■ RECORDED DATA:
┄┄┄┄┄┄
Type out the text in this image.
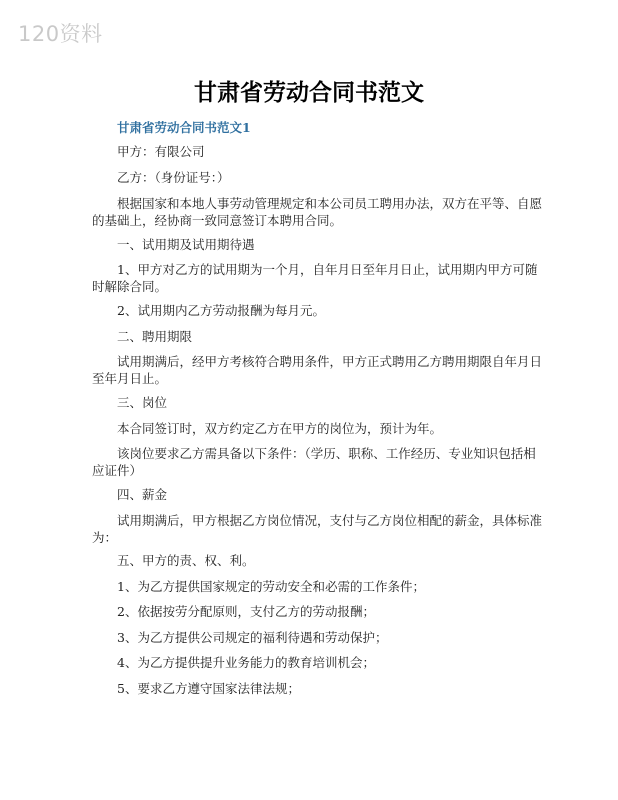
120资料
甘肃省劳动合同书范文
甘肃省劳动合同书范文1

甲方：有限公司

乙方：（身份证号：）

根据国家和本地人事劳动管理规定和本公司员工聘用办法，双方在平等、自愿的基础上，经协商一致同意签订本聘用合同。

一、试用期及试用期待遇

1、甲方对乙方的试用期为一个月，自年月日至年月日止，试用期内甲方可随时解除合同。

2、试用期内乙方劳动报酬为每月元。

二、聘用期限

试用期满后，经甲方考核符合聘用条件，甲方正式聘用乙方聘用期限自年月日至年月日止。

三、岗位

本合同签订时，双方约定乙方在甲方的岗位为，预计为年。

该岗位要求乙方需具备以下条件：（学历、职称、工作经历、专业知识包括相应证件）

四、薪金

试用期满后，甲方根据乙方岗位情况，支付与乙方岗位相配的薪金，具体标准为：

五、甲方的责、权、利。

1、为乙方提供国家规定的劳动安全和必需的工作条件；

2、依据按劳分配原则，支付乙方的劳动报酬；

3、为乙方提供公司规定的福利待遇和劳动保护；

4、为乙方提供提升业务能力的教育培训机会；

5、要求乙方遵守国家法律法规；
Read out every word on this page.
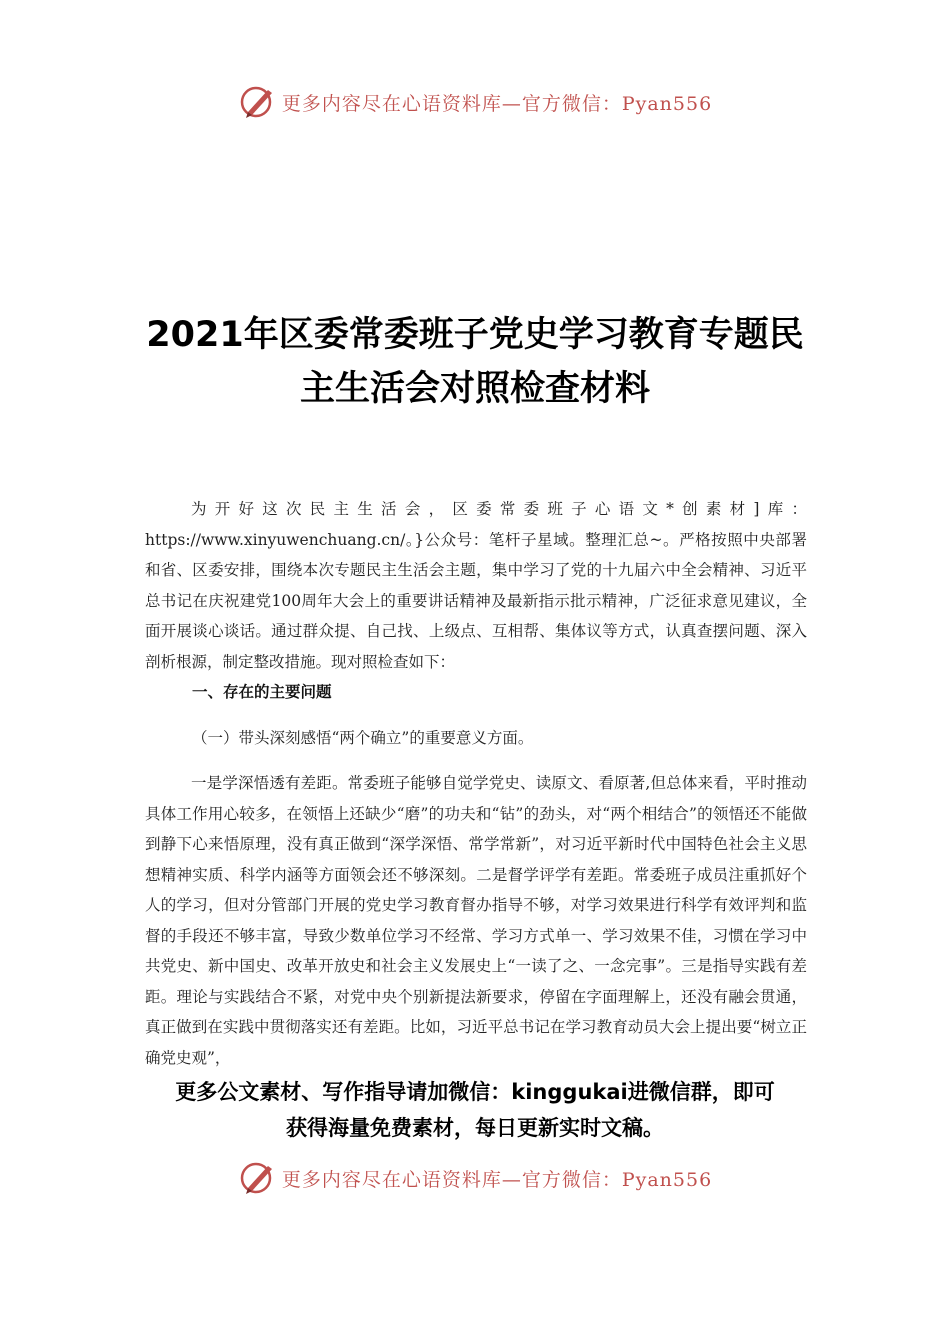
更多内容尽在心语资料库—官方微信：Pyan556
2021年区委常委班子党史学习教育专题民
主生活会对照检查材料

为开好这次民主生活会，区委常委班子心语文*创素材]库：https://www.xinyuwenchuang.cn/。}公众号：笔杆子星域。整理汇总~。严格按照中央部署和省、区委安排，围绕本次专题民主生活会主题，集中学习了党的十九届六中全会精神、习近平总书记在庆祝建党100周年大会上的重要讲话精神及最新指示批示精神，广泛征求意见建议，全面开展谈心谈话。通过群众提、自己找、上级点、互相帮、集体议等方式，认真查摆问题、深入剖析根源，制定整改措施。现对照检查如下：

一、存在的主要问题
（一）带头深刻感悟“两个确立”的重要意义方面。

一是学深悟透有差距。常委班子能够自觉学党史、读原文、看原著,但总体来看，平时推动具体工作用心较多，在领悟上还缺少“磨”的功夫和“钻”的劲头，对“两个相结合”的领悟还不能做到静下心来悟原理，没有真正做到“深学深悟、常学常新”，对习近平新时代中国特色社会主义思想精神实质、科学内涵等方面领会还不够深刻。二是督学评学有差距。常委班子成员注重抓好个人的学习，但对分管部门开展的党史学习教育督办指导不够，对学习效果进行科学有效评判和监督的手段还不够丰富，导致少数单位学习不经常、学习方式单一、学习效果不佳，习惯在学习中共党史、新中国史、改革开放史和社会主义发展史上“一读了之、一念完事”。三是指导实践有差距。理论与实践结合不紧，对党中央个别新提法新要求，停留在字面理解上，还没有融会贯通，真正做到在实践中贯彻落实还有差距。比如，习近平总书记在学习教育动员大会上提出要“树立正确党史观”，

更多公文素材、写作指导请加微信：kinggukai进微信群，即可
获得海量免费素材，每日更新实时文稿。
更多内容尽在心语资料库—官方微信：Pyan556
┄┄┄┄┄┄
■ TASK REQUIREMENTS: Leave out the pictures, and extract exactly the lines from the one with "Read out every word on this page." through the end of the records, both ends included.

■ SOLUTION TO THIS EXERCISE:
Read out every word on this page.
更多内容尽在心语资料库—官方微信：Pyan556
2021年区委常委班子党史学习教育专题民
主生活会对照检查材料

为开好这次民主生活会，区委常委班子心语文*创素材]库：https://www.xinyuwenchuang.cn/。}公众号：笔杆子星域。整理汇总~。严格按照中央部署和省、区委安排，围绕本次专题民主生活会主题，集中学习了党的十九届六中全会精神、习近平总书记在庆祝建党100周年大会上的重要讲话精神及最新指示批示精神，广泛征求意见建议，全面开展谈心谈话。通过群众提、自己找、上级点、互相帮、集体议等方式，认真查摆问题、深入剖析根源，制定整改措施。现对照检查如下：

一、存在的主要问题
（一）带头深刻感悟“两个确立”的重要意义方面。

一是学深悟透有差距。常委班子能够自觉学党史、读原文、看原著,但总体来看，平时推动具体工作用心较多，在领悟上还缺少“磨”的功夫和“钻”的劲头，对“两个相结合”的领悟还不能做到静下心来悟原理，没有真正做到“深学深悟、常学常新”，对习近平新时代中国特色社会主义思想精神实质、科学内涵等方面领会还不够深刻。二是督学评学有差距。常委班子成员注重抓好个人的学习，但对分管部门开展的党史学习教育督办指导不够，对学习效果进行科学有效评判和监督的手段还不够丰富，导致少数单位学习不经常、学习方式单一、学习效果不佳，习惯在学习中共党史、新中国史、改革开放史和社会主义发展史上“一读了之、一念完事”。三是指导实践有差距。理论与实践结合不紧，对党中央个别新提法新要求，停留在字面理解上，还没有融会贯通，真正做到在实践中贯彻落实还有差距。比如，习近平总书记在学习教育动员大会上提出要“树立正确党史观”，

更多公文素材、写作指导请加微信：kinggukai进微信群，即可
获得海量免费素材，每日更新实时文稿。
更多内容尽在心语资料库—官方微信：Pyan556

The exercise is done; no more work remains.